Collected data entries:
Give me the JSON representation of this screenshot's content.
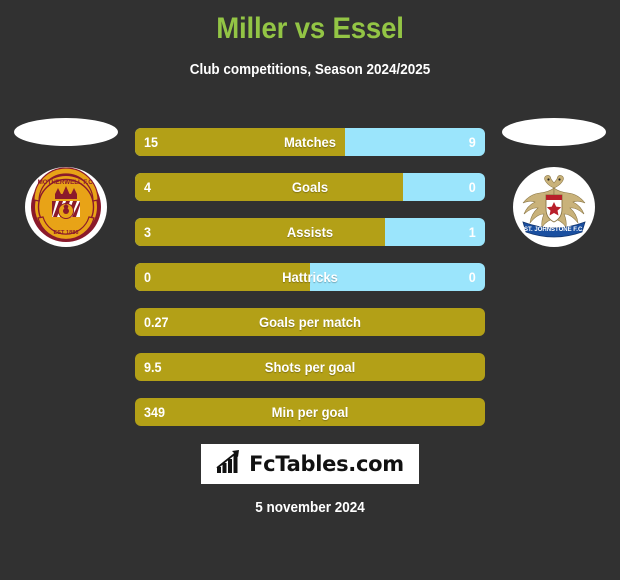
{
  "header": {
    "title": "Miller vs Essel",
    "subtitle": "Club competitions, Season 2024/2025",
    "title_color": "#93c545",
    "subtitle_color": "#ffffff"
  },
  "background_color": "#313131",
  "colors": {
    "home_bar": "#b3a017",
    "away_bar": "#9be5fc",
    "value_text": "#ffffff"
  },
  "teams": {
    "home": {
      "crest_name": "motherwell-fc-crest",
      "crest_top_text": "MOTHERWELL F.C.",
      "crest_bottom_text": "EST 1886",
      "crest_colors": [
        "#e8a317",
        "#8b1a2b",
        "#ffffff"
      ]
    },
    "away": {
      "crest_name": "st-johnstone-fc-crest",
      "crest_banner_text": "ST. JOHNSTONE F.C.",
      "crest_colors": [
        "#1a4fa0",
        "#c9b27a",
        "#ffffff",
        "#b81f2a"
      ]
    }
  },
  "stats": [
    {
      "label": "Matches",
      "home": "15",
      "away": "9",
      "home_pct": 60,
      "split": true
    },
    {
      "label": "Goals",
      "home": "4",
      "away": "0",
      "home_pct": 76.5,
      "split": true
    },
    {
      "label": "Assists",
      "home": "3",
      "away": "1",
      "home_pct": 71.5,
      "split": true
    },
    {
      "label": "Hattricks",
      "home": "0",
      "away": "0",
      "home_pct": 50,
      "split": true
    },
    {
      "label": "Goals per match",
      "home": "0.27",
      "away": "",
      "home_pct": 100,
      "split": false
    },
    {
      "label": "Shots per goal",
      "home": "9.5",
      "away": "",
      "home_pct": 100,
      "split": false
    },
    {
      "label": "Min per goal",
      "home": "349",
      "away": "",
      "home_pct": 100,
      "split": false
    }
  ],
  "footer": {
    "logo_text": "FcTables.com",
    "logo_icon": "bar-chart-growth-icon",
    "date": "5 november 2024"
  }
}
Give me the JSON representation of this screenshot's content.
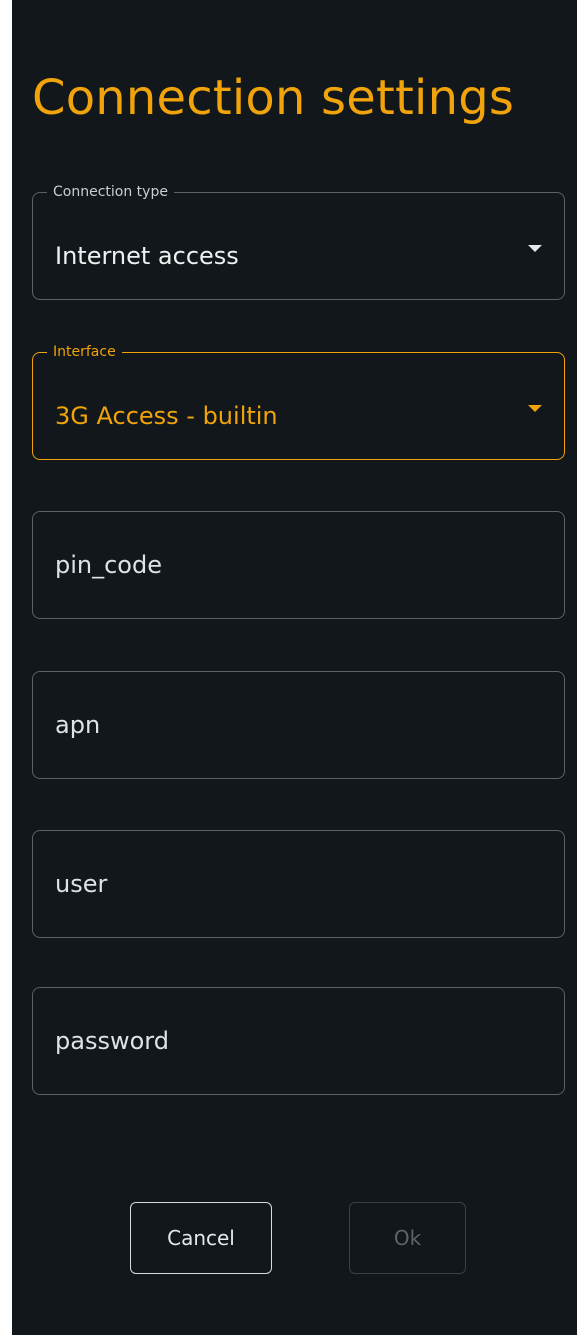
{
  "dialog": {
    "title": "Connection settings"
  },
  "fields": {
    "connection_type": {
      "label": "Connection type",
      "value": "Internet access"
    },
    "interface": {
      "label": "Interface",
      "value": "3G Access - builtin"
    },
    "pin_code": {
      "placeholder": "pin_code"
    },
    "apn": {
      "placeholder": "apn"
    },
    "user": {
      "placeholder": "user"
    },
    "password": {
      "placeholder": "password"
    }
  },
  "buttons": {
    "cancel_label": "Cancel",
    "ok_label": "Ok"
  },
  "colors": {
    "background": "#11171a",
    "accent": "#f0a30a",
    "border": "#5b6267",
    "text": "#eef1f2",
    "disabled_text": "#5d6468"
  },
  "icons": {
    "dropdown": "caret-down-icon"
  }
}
* * *
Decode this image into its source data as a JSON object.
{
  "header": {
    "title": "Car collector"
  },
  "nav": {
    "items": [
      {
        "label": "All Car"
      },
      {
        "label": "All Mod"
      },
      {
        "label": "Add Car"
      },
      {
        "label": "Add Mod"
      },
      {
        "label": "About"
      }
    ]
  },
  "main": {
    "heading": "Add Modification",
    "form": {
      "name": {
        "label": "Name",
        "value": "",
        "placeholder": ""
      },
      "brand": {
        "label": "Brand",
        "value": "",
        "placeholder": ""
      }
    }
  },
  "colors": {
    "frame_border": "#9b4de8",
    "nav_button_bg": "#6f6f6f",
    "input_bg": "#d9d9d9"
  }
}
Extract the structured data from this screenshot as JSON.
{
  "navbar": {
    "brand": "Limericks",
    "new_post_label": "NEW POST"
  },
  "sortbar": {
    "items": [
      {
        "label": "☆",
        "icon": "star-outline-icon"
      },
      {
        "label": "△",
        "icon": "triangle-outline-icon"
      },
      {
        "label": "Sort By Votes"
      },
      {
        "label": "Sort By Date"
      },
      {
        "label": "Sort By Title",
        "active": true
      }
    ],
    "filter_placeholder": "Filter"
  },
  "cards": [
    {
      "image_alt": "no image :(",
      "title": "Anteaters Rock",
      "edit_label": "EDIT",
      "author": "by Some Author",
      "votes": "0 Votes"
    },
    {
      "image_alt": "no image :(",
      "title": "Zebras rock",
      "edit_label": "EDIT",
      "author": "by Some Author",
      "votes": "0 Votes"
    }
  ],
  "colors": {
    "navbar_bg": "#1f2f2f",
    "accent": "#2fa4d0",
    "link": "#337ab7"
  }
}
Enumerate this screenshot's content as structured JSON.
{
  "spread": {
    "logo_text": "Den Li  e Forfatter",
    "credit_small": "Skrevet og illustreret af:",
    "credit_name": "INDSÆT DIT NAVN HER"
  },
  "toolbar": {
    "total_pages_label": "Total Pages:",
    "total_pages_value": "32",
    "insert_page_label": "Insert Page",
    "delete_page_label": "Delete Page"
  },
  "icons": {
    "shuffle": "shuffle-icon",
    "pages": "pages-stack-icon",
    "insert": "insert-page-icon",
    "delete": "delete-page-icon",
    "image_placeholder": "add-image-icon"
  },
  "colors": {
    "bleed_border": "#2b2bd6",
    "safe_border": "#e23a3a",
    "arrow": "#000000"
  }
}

__Set task__. Locate all lines that include the word "ffffff" and copy them out.

__Solution to this exercise__.
    "subtitle_color": "#ffffff"
    "value_text": "#ffffff"
        "#ffffff"
        "#ffffff",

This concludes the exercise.